**What you should do**
Across the data below, how many lines hold "your"? Answer with that number and nothing else.

**Records provided**
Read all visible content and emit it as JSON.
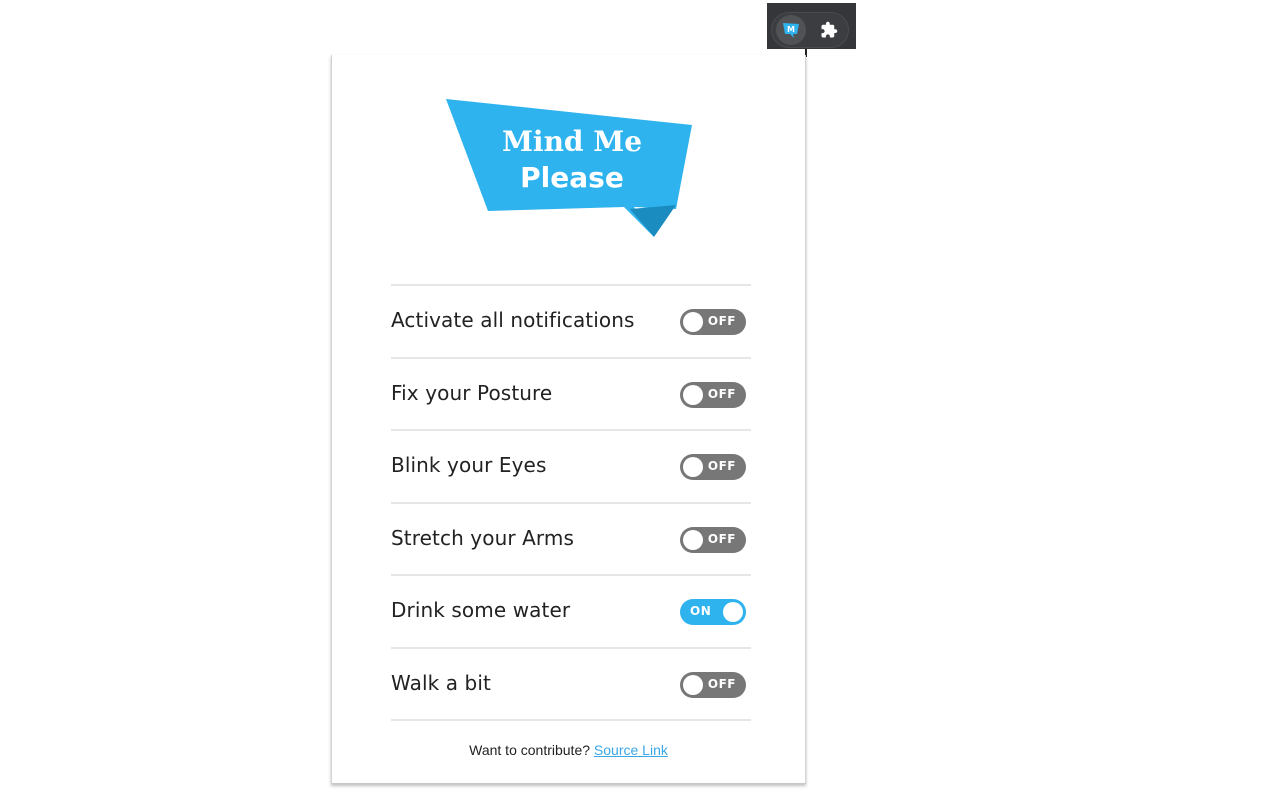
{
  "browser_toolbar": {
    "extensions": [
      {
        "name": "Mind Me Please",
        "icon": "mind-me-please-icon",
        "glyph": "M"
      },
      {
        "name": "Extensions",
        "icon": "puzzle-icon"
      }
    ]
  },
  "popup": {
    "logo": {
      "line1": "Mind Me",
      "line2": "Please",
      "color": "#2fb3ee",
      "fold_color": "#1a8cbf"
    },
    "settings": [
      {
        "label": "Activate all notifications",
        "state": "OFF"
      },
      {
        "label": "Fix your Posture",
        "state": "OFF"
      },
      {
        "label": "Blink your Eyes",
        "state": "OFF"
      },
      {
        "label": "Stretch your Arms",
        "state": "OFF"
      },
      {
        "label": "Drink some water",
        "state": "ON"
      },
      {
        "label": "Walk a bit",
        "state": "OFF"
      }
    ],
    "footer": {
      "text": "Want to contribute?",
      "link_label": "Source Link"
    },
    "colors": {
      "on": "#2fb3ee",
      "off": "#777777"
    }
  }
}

**The answer**
3